:: Data for processing
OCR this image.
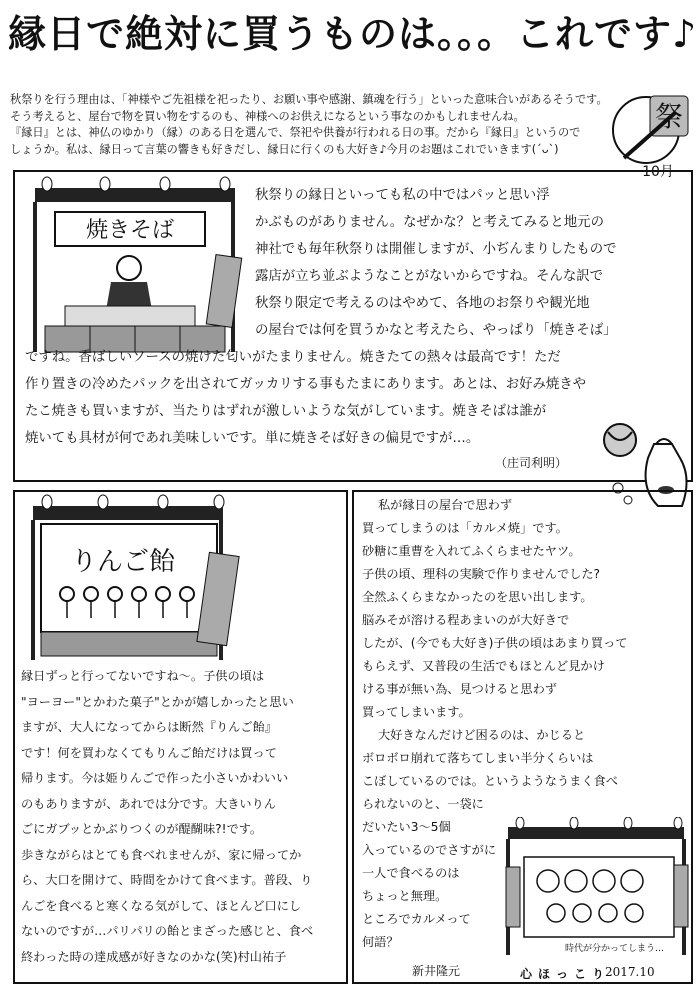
縁日で絶対に買うものは。。。これです♪

秋祭りを行う理由は、「神様やご先祖様を祀ったり、お願い事や感謝、鎮魂を行う」といった意味合いがあるそうです。

そう考えると、屋台で物を買い物をするのも、神様へのお供えになるという事なのかもしれませんね。

『縁日』とは、神仏のゆかり（縁）のある日を選んで、祭祀や供養が行われる日の事。だから『縁日』というので

しょうか。私は、縁日って言葉の響きも好きだし、縁日に行くのも大好き♪今月のお題はこれでいきます(´ᴗ`)

祭
10月
焼きそば
秋祭りの縁日といっても私の中ではパッと思い浮
かぶものがありません。なぜかな？と考えてみると地元の
神社でも毎年秋祭りは開催しますが、小ぢんまりしたもので
露店が立ち並ぶようなことがないからですね。そんな訳で
秋祭り限定で考えるのはやめて、各地のお祭りや観光地
の屋台では何を買うかなと考えたら、やっぱり「焼きそば」
ですね。香ばしいソースの焼けた匂いがたまりません。焼きたての熱々は最高です！ただ
作り置きの冷めたパックを出されてガッカリする事もたまにあります。あとは、お好み焼きや
たこ焼きも買いますが、当たりはずれが激しいような気がしています。焼きそばは誰が
焼いても具材が何であれ美味しいです。単に焼きそば好きの偏見ですが…。
（庄司利明）
りんご飴
縁日ずっと行ってないですね〜。子供の頃は
"ヨーヨー"とかわた菓子"とかが嬉しかったと思い
ますが、大人になってからは断然『りんご飴』
です！何を買わなくてもりんご飴だけは買って
帰ります。今は姫りんごで作った小さいかわいい
のもありますが、あれでは分です。大きいりん
ごにガブッとかぶりつくのが醍醐味?!です。
歩きながらはとても食べれませんが、家に帰ってか
ら、大口を開けて、時間をかけて食べます。普段、り
んごを食べると寒くなる気がして、ほとんど口にし
ないのですが…パリパリの飴とまざった感じと、食べ
終わった時の達成感が好きなのかな(笑)村山祐子
私が縁日の屋台で思わず
買ってしまうのは「カルメ焼」です。
砂糖に重曹を入れてふくらませたヤツ。
子供の頃、理科の実験で作りませんでした?
全然ふくらまなかったのを思い出します。
脳みそが溶ける程あまいのが大好きで
したが、(今でも大好き)子供の頃はあまり買って
もらえず、又普段の生活でもほとんど見かけ
ける事が無い為、見つけると思わず
買ってしまいます。
大好きなんだけど困るのは、かじると
ボロボロ崩れて落ちてしまい半分くらいは
こぼしているのでは。というようなうまく食べ
られないのと、一袋に
だいたい3〜5個
入っているのでさすがに
一人で食べるのは
ちょっと無理。
ところでカルメって
何語？	時代が分かってしまう…
新井隆元	心ほっこり
2017.10
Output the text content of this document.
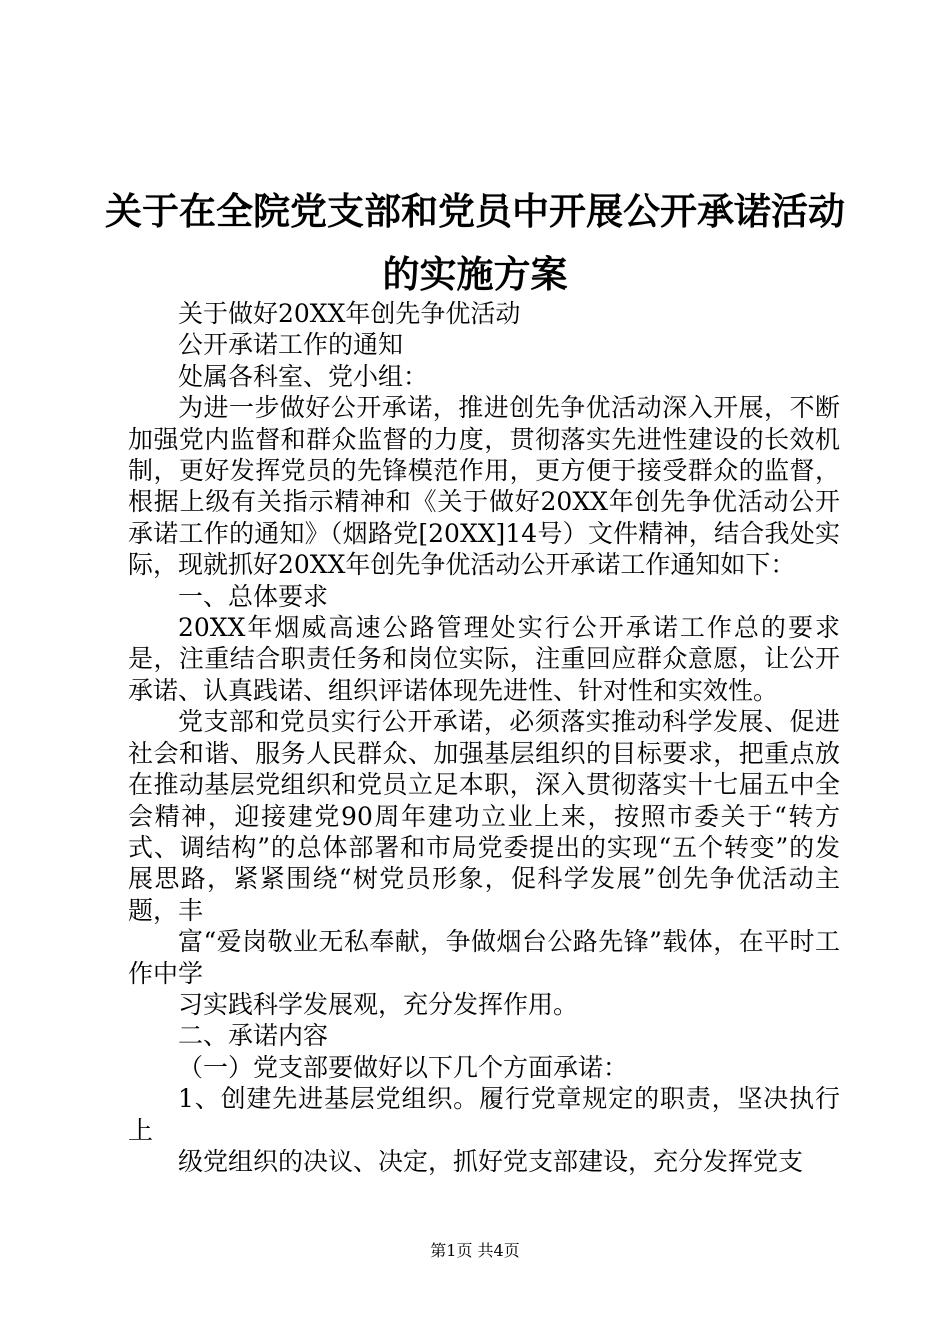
关于在全院党支部和党员中开展公开承诺活动
的实施方案

关于做好20XX年创先争优活动

公开承诺工作的通知

处属各科室、党小组：

为进一步做好公开承诺，推进创先争优活动深入开展，不断加强党内监督和群众监督的力度，贯彻落实先进性建设的长效机制，更好发挥党员的先锋模范作用，更方便于接受群众的监督，根据上级有关指示精神和《关于做好20XX年创先争优活动公开承诺工作的通知》（烟路党[20XX]14号）文件精神，结合我处实际，现就抓好20XX年创先争优活动公开承诺工作通知如下：

一、总体要求

20XX年烟威高速公路管理处实行公开承诺工作总的要求是，注重结合职责任务和岗位实际，注重回应群众意愿，让公开承诺、认真践诺、组织评诺体现先进性、针对性和实效性。

党支部和党员实行公开承诺，必须落实推动科学发展、促进社会和谐、服务人民群众、加强基层组织的目标要求，把重点放在推动基层党组织和党员立足本职，深入贯彻落实十七届五中全会精神，迎接建党90周年建功立业上来，按照市委关于“转方式、调结构”的总体部署和市局党委提出的实现“五个转变”的发展思路，紧紧围绕“树党员形象，促科学发展”创先争优活动主题，丰

富“爱岗敬业无私奉献，争做烟台公路先锋”载体，在平时工作中学

习实践科学发展观，充分发挥作用。

二、承诺内容

（一）党支部要做好以下几个方面承诺：

1、创建先进基层党组织。履行党章规定的职责，坚决执行上

级党组织的决议、决定，抓好党支部建设，充分发挥党支

第1页 共4页
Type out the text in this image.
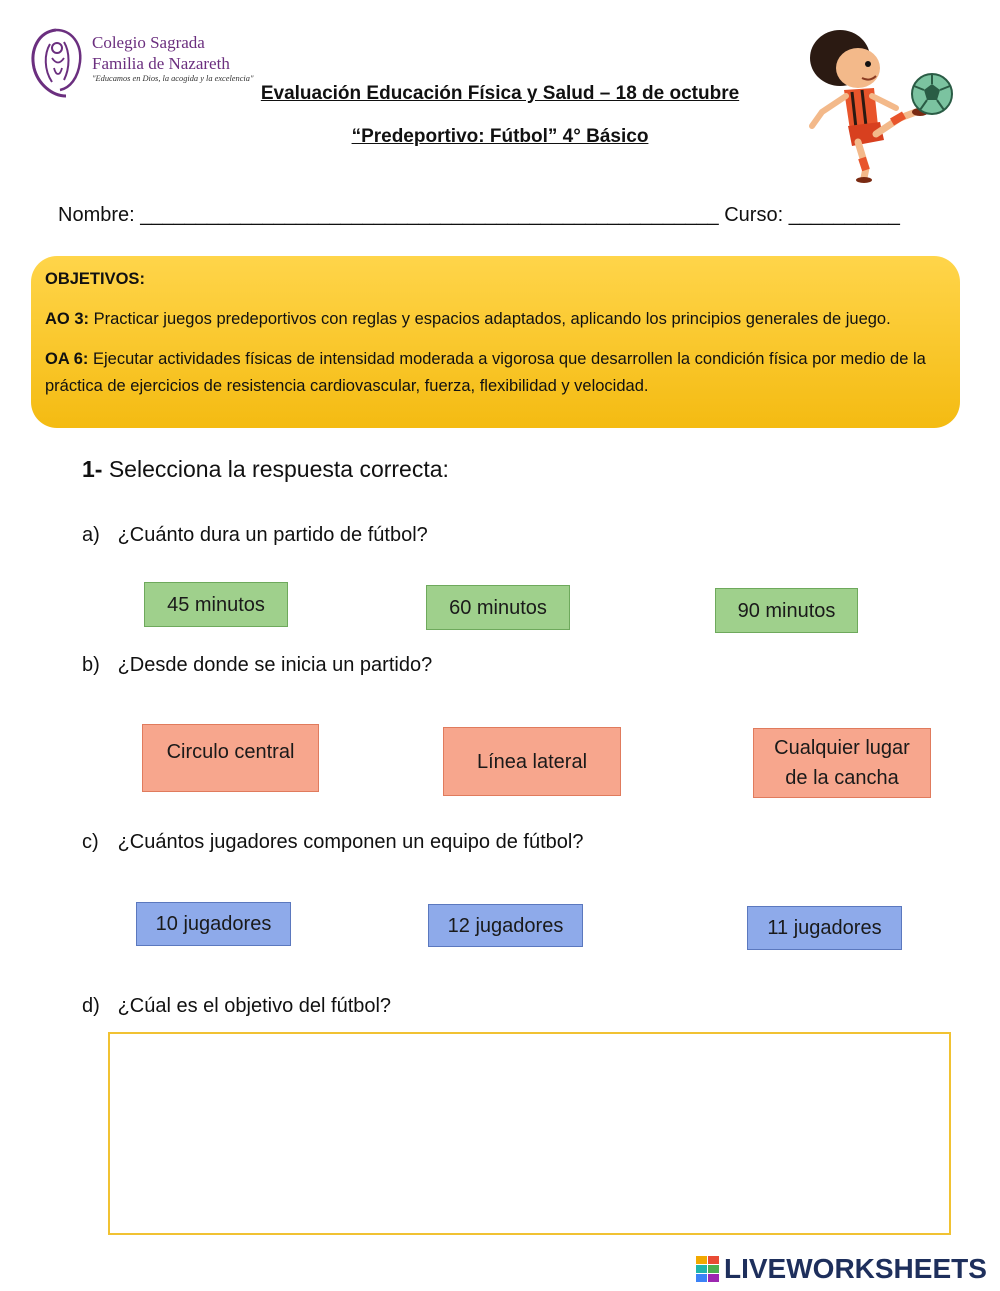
Colegio Sagrada
Familia de Nazareth
"Educamos en Dios, la acogida y la excelencia"
Evaluación Educación Física y Salud – 18 de octubre
“Predeportivo: Fútbol” 4° Básico
Nombre: ____________________________________________________ Curso: __________

OBJETIVOS:

AO 3: Practicar juegos predeportivos con reglas y espacios adaptados, aplicando los principios generales de juego.

OA 6: Ejecutar actividades físicas de intensidad moderada a vigorosa que desarrollen la condición física por medio de la práctica de ejercicios de resistencia cardiovascular, fuerza, flexibilidad y velocidad.

1- Selecciona la respuesta correcta:
a) ¿Cuánto dura un partido de fútbol?
45 minutos	60 minutos	90 minutos
b) ¿Desde donde se inicia un partido?
Circulo central	Línea lateral
Cualquier lugar de la cancha
c) ¿Cuántos jugadores componen un equipo de fútbol?
10 jugadores	12 jugadores	11 jugadores
d) ¿Cúal es el objetivo del fútbol?
LIVEWORKSHEETS
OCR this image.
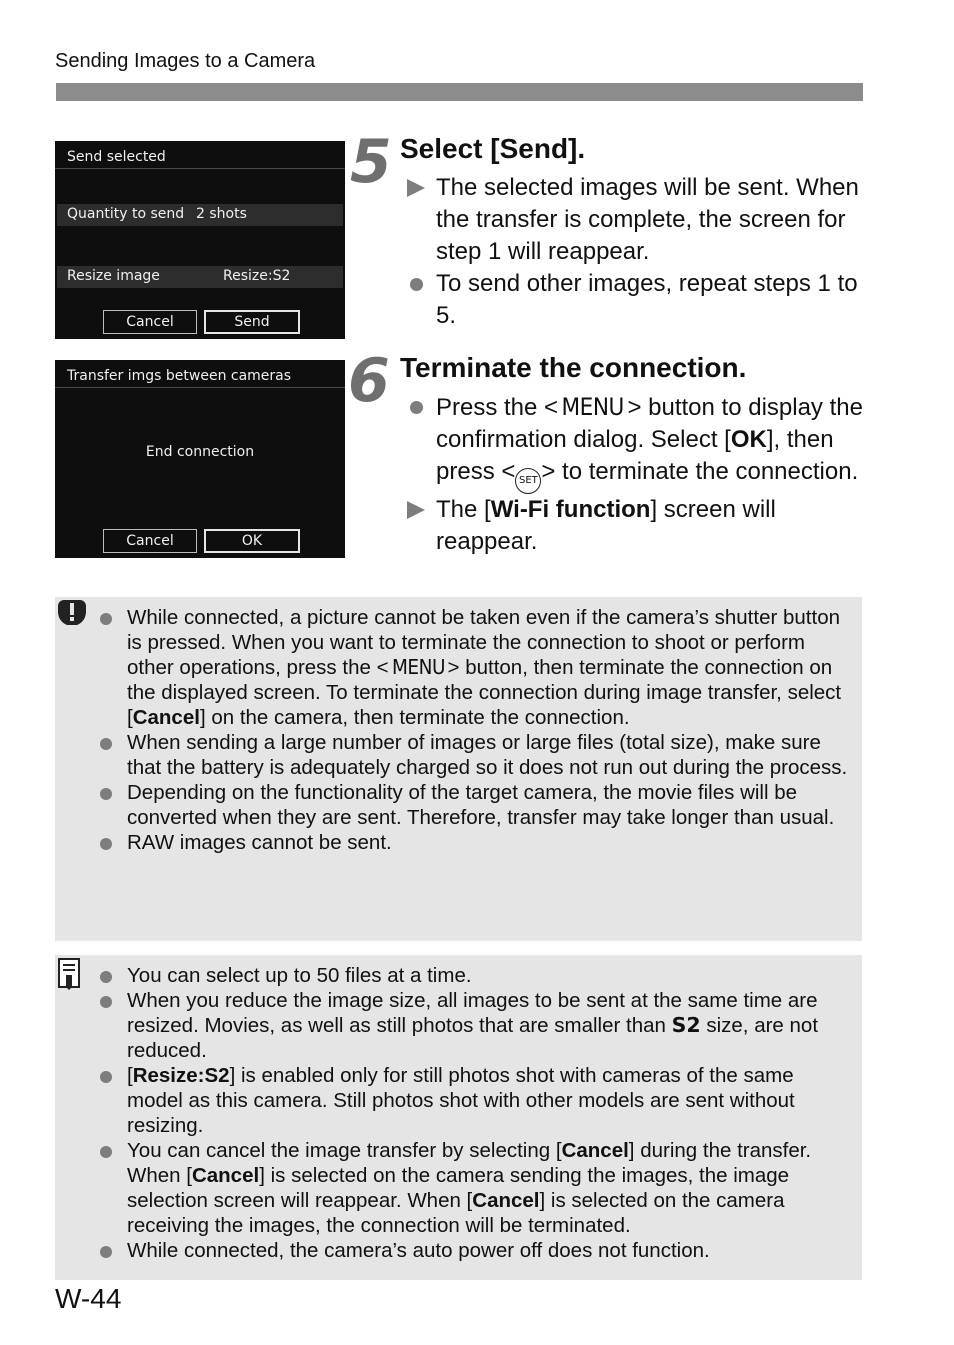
Sending Images to a Camera
Send selected
Quantity to send 2 shots
Resize image	Resize:S2
Cancel	Send
Transfer imgs between cameras
End connection
Cancel	OK
5 Select [Send].
The selected images will be sent. When the transfer is complete, the screen for step 1 will reappear.
To send other images, repeat steps 1 to 5.
6 Terminate the connection.
Press the < MENU > button to display the confirmation dialog. Select [OK], then press < SET > to terminate the connection.
The [Wi-Fi function] screen will reappear.
While connected, a picture cannot be taken even if the camera’s shutter button is pressed. When you want to terminate the connection to shoot or perform other operations, press the < MENU > button, then terminate the connection on the displayed screen. To terminate the connection during image transfer, select [Cancel] on the camera, then terminate the connection.
When sending a large number of images or large files (total size), make sure that the battery is adequately charged so it does not run out during the process.
Depending on the functionality of the target camera, the movie files will be converted when they are sent. Therefore, transfer may take longer than usual.
RAW images cannot be sent.
You can select up to 50 files at a time.
When you reduce the image size, all images to be sent at the same time are resized. Movies, as well as still photos that are smaller than S2 size, are not reduced.
[Resize:S2] is enabled only for still photos shot with cameras of the same model as this camera. Still photos shot with other models are sent without resizing.
You can cancel the image transfer by selecting [Cancel] during the transfer. When [Cancel] is selected on the camera sending the images, the image selection screen will reappear. When [Cancel] is selected on the camera receiving the images, the connection will be terminated.
While connected, the camera’s auto power off does not function.
W-44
::::
Aim of the exercise
Copy all the lines of data exactly as they appear, dropping any images.

Solution to the exercise
OCR this image.
縁日で絶対に買うものは。。。これです♪

秋祭りを行う理由は、「神様やご先祖様を祀ったり、お願い事や感謝、鎮魂を行う」といった意味合いがあるそうです。

そう考えると、屋台で物を買い物をするのも、神様へのお供えになるという事なのかもしれませんね。

『縁日』とは、神仏のゆかり（縁）のある日を選んで、祭祀や供養が行われる日の事。だから『縁日』というので

しょうか。私は、縁日って言葉の響きも好きだし、縁日に行くのも大好き♪今月のお題はこれでいきます(´ᴗ`)

祭
10月
焼きそば
秋祭りの縁日といっても私の中ではパッと思い浮
かぶものがありません。なぜかな？と考えてみると地元の
神社でも毎年秋祭りは開催しますが、小ぢんまりしたもので
露店が立ち並ぶようなことがないからですね。そんな訳で
秋祭り限定で考えるのはやめて、各地のお祭りや観光地
の屋台では何を買うかなと考えたら、やっぱり「焼きそば」
ですね。香ばしいソースの焼けた匂いがたまりません。焼きたての熱々は最高です！ただ
作り置きの冷めたパックを出されてガッカリする事もたまにあります。あとは、お好み焼きや
たこ焼きも買いますが、当たりはずれが激しいような気がしています。焼きそばは誰が
焼いても具材が何であれ美味しいです。単に焼きそば好きの偏見ですが…。
（庄司利明）
りんご飴
縁日ずっと行ってないですね〜。子供の頃は
"ヨーヨー"とかわた菓子"とかが嬉しかったと思い
ますが、大人になってからは断然『りんご飴』
です！何を買わなくてもりんご飴だけは買って
帰ります。今は姫りんごで作った小さいかわいい
のもありますが、あれでは分です。大きいりん
ごにガブッとかぶりつくのが醍醐味?!です。
歩きながらはとても食べれませんが、家に帰ってか
ら、大口を開けて、時間をかけて食べます。普段、り
んごを食べると寒くなる気がして、ほとんど口にし
ないのですが…パリパリの飴とまざった感じと、食べ
終わった時の達成感が好きなのかな(笑)村山祐子
私が縁日の屋台で思わず
買ってしまうのは「カルメ焼」です。
砂糖に重曹を入れてふくらませたヤツ。
子供の頃、理科の実験で作りませんでした?
全然ふくらまなかったのを思い出します。
脳みそが溶ける程あまいのが大好きで
したが、(今でも大好き)子供の頃はあまり買って
もらえず、又普段の生活でもほとんど見かけ
ける事が無い為、見つけると思わず
買ってしまいます。
大好きなんだけど困るのは、かじると
ボロボロ崩れて落ちてしまい半分くらいは
こぼしているのでは。というようなうまく食べ
られないのと、一袋に
だいたい3〜5個
入っているのでさすがに
一人で食べるのは
ちょっと無理。
ところでカルメって
何語？	時代が分かってしまう…
新井隆元	心ほっこり
2017.10
Output the text content of this document.
关于在全院党支部和党员中开展公开承诺活动
的实施方案

关于做好20XX年创先争优活动

公开承诺工作的通知

处属各科室、党小组：

为进一步做好公开承诺，推进创先争优活动深入开展，不断加强党内监督和群众监督的力度，贯彻落实先进性建设的长效机制，更好发挥党员的先锋模范作用，更方便于接受群众的监督，根据上级有关指示精神和《关于做好20XX年创先争优活动公开承诺工作的通知》（烟路党[20XX]14号）文件精神，结合我处实际，现就抓好20XX年创先争优活动公开承诺工作通知如下：

一、总体要求

20XX年烟威高速公路管理处实行公开承诺工作总的要求是，注重结合职责任务和岗位实际，注重回应群众意愿，让公开承诺、认真践诺、组织评诺体现先进性、针对性和实效性。

党支部和党员实行公开承诺，必须落实推动科学发展、促进社会和谐、服务人民群众、加强基层组织的目标要求，把重点放在推动基层党组织和党员立足本职，深入贯彻落实十七届五中全会精神，迎接建党90周年建功立业上来，按照市委关于“转方式、调结构”的总体部署和市局党委提出的实现“五个转变”的发展思路，紧紧围绕“树党员形象，促科学发展”创先争优活动主题，丰

富“爱岗敬业无私奉献，争做烟台公路先锋”载体，在平时工作中学

习实践科学发展观，充分发挥作用。

二、承诺内容

（一）党支部要做好以下几个方面承诺：

1、创建先进基层党组织。履行党章规定的职责，坚决执行上

级党组织的决议、决定，抓好党支部建设，充分发挥党支

第1页 共4页
Type out the text in this image.
Colegio Sagrada
Familia de Nazareth
"Educamos en Dios, la acogida y la excelencia"
Evaluación Educación Física y Salud – 18 de octubre
“Predeportivo: Fútbol” 4° Básico
Nombre: ____________________________________________________ Curso: __________

OBJETIVOS:

AO 3: Practicar juegos predeportivos con reglas y espacios adaptados, aplicando los principios generales de juego.

OA 6: Ejecutar actividades físicas de intensidad moderada a vigorosa que desarrollen la condición física por medio de la práctica de ejercicios de resistencia cardiovascular, fuerza, flexibilidad y velocidad.

1- Selecciona la respuesta correcta:
a) ¿Cuánto dura un partido de fútbol?
45 minutos	60 minutos	90 minutos
b) ¿Desde donde se inicia un partido?
Circulo central	Línea lateral
Cualquier lugar de la cancha
c) ¿Cuántos jugadores componen un equipo de fútbol?
10 jugadores	12 jugadores	11 jugadores
d) ¿Cúal es el objetivo del fútbol?
LIVEWORKSHEETS
OCR this image.
Sending Images to a Camera
Send selected
Quantity to send 2 shots
Resize image	Resize:S2
Cancel	Send
Transfer imgs between cameras
End connection
Cancel	OK
5 Select [Send].
The selected images will be sent. When the transfer is complete, the screen for step 1 will reappear.
To send other images, repeat steps 1 to 5.
6 Terminate the connection.
Press the < MENU > button to display the confirmation dialog. Select [OK], then press < SET > to terminate the connection.
The [Wi-Fi function] screen will reappear.
While connected, a picture cannot be taken even if the camera’s shutter button is pressed. When you want to terminate the connection to shoot or perform other operations, press the < MENU > button, then terminate the connection on the displayed screen. To terminate the connection during image transfer, select [Cancel] on the camera, then terminate the connection.
When sending a large number of images or large files (total size), make sure that the battery is adequately charged so it does not run out during the process.
Depending on the functionality of the target camera, the movie files will be converted when they are sent. Therefore, transfer may take longer than usual.
RAW images cannot be sent.
You can select up to 50 files at a time.
When you reduce the image size, all images to be sent at the same time are resized. Movies, as well as still photos that are smaller than S2 size, are not reduced.
[Resize:S2] is enabled only for still photos shot with cameras of the same model as this camera. Still photos shot with other models are sent without resizing.
You can cancel the image transfer by selecting [Cancel] during the transfer. When [Cancel] is selected on the camera sending the images, the image selection screen will reappear. When [Cancel] is selected on the camera receiving the images, the connection will be terminated.
While connected, the camera’s auto power off does not function.
W-44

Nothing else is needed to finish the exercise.